* _Zu lesender Auszug_
···
Wir verstehen uns hier als Zusammenlebende. Demzufolge betrachten wir die Jungs nicht nur als Fußballspieler, sondern als Kinder und Jugendliche, die ein Elternhaus haben und bei uns das Fußballspielen lernen. Das Altersspektrum ist dabei weit gefasst. Wir fangen in der Fußballschule mit der U 12 an und das geht bis zur U 19. Wobei die U 23, die zweite Mannschaft des SC Freiburg, auch noch bei uns trainiert. Im Internat leben indes nur Jugendliche aus der B- und A-Jugend. Das heißt: Ein Internatsschüler ist mindestens 15 Jahre alt und verlässt das Internat mit 19 Jahren. Schafft er den Sprung in die zweite Mannschaft, nimmt er sich also ein Zimmer, zieht in eine WG oder geht wieder nach Hause, je nachdem.

Wir haben im Haus einen ganzheitlichen Ansatz. Die Trainer müssen über die Jugendlichen Bescheid wissen – über das Elternhaus, die Schule, ihre Interessen, ihre Sorgen und Nöte. Die Jungs brauchen Zuhörer, zu denen sie Vertrauen haben, mit denen sie sich austauschen können. Das tun wir ständig und sehen die Jugendlichen mit all ihren Facetten.

Natürlich haben wir als äußeren Rahmen eine Hausordnung, die respektiert werden muss. Da geht es um Nachtruhe, um Lautstärke im Zimmer oder um Küchendienst. Da stehen Werte dahinter, die aber mit viel Toleranz gepaart sind. Dabei machen wir auch keine Unterschiede zwischen den Religionen. Bei uns gibt es christlich erzogene Jugendliche, muslimisch erzogene und solche, bei denen Religion gar kein Rolle spielt. Wir müssen nicht jeden Tag sagen, dass wir den jeweils anderen respektieren oder achtsam mit ihm umgehen. Wir tun es.

Zum Beispiel haben wir Jungs, die den Ramadan einhalten, also tagsüber fasten. Die essen dann erst nach Sonnenuntergang. Wieder andere wollen am Firmunterricht der katholischen Kirche teilnehmen und dazu freigestellt werden. Auch dafür finden wir natürlich Lösungen. Die Werte, die wir uns in der Fußballschule geben, erklären sich eigentlich von selbst. Das macht die Arbeit hier einfach und darauf achten alle hier, inklusive der Jugendlichen selbst.
···
* _Schriftlicher Auftrag 1_
Gib bitte im Text über die Fußballschule die Passage von "Zum Beispiel haben" bis einschließlich "der Jugendlichen selbst." noch einmal wieder und tausche dabei "Ramadan" gegen "Fastenmonat" aus.
* _Schriftlicher Auftrag 2_
Zähle alle Punkte auf, um die es laut dem Text über die Fußballschule in der Hausordnung geht.
Die Datensätze stammen aus einer anderen Quelle.

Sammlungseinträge
···
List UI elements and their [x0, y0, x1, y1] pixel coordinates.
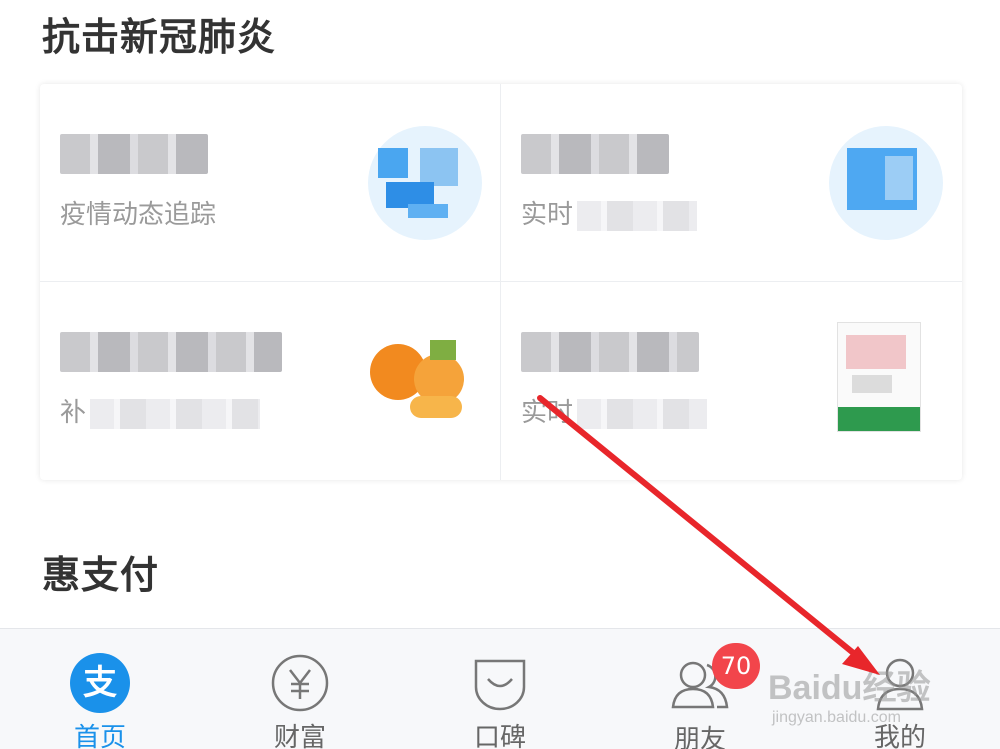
blurred-card-title [521, 332, 699, 372]
tab-koubei[interactable]: 口碑 [400, 629, 600, 749]
notification-badge: 70 [712, 643, 760, 689]
card-subtitle: 疫情动态追踪 [60, 200, 217, 230]
medicine-box-icon [837, 322, 921, 432]
service-card-epidemic-tracking[interactable]: 疫情动态追踪 [40, 84, 501, 282]
covid-services-grid: 疫情动态追踪 实时 补 实时 [40, 84, 962, 480]
blurred-card-title [60, 332, 282, 372]
card-subtitle: 实时 [521, 392, 708, 429]
folder-icon [829, 126, 943, 240]
china-map-icon [368, 126, 482, 240]
koubei-icon [469, 653, 531, 713]
tab-label: 财富 [273, 723, 326, 749]
tab-wealth[interactable]: 财富 [200, 629, 400, 749]
tab-label: 朋友 [673, 725, 726, 749]
section-title-covid: 抗击新冠肺炎 [42, 15, 277, 59]
card-subtitle: 实时 [521, 194, 698, 231]
section-title-huizhifu: 惠支付 [42, 553, 160, 597]
service-card-3[interactable]: 补 [40, 282, 501, 480]
service-card-4[interactable]: 实时 [501, 282, 962, 480]
tab-home[interactable]: 支 首页 [0, 629, 200, 749]
baidu-watermark: Baidu经验 jingyan.baidu.com [768, 669, 931, 726]
service-card-2[interactable]: 实时 [501, 84, 962, 282]
card-subtitle: 补 [60, 392, 261, 429]
blurred-card-title [60, 134, 208, 174]
orange-fruit-icon [370, 330, 480, 422]
tab-label: 口碑 [473, 723, 526, 749]
alipay-logo-icon: 支 [69, 653, 131, 713]
yen-coin-icon [269, 653, 331, 713]
blurred-card-title [521, 134, 669, 174]
tab-label: 首页 [73, 723, 126, 749]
···
* _Vollständige Antwort 1_
Zum Beispiel haben wir Jungs, die den Fastenmonat einhalten, also tagsüber fasten. Die essen dann erst nach Sonnenuntergang. Wieder andere wollen am Firmunterricht der katholischen Kirche teilnehmen und dazu freigestellt werden. Auch dafür finden wir natürlich Lösungen. Die Werte, die wir uns in der Fußballschule geben, erklären sich eigentlich von selbst. Das macht die Arbeit hier einfach und darauf achten alle hier, inklusive der Jugendlichen selbst.

* _Vollständige Antwort 2_
Nachtruhe, Lautstärke im Zimmer, Küchendienst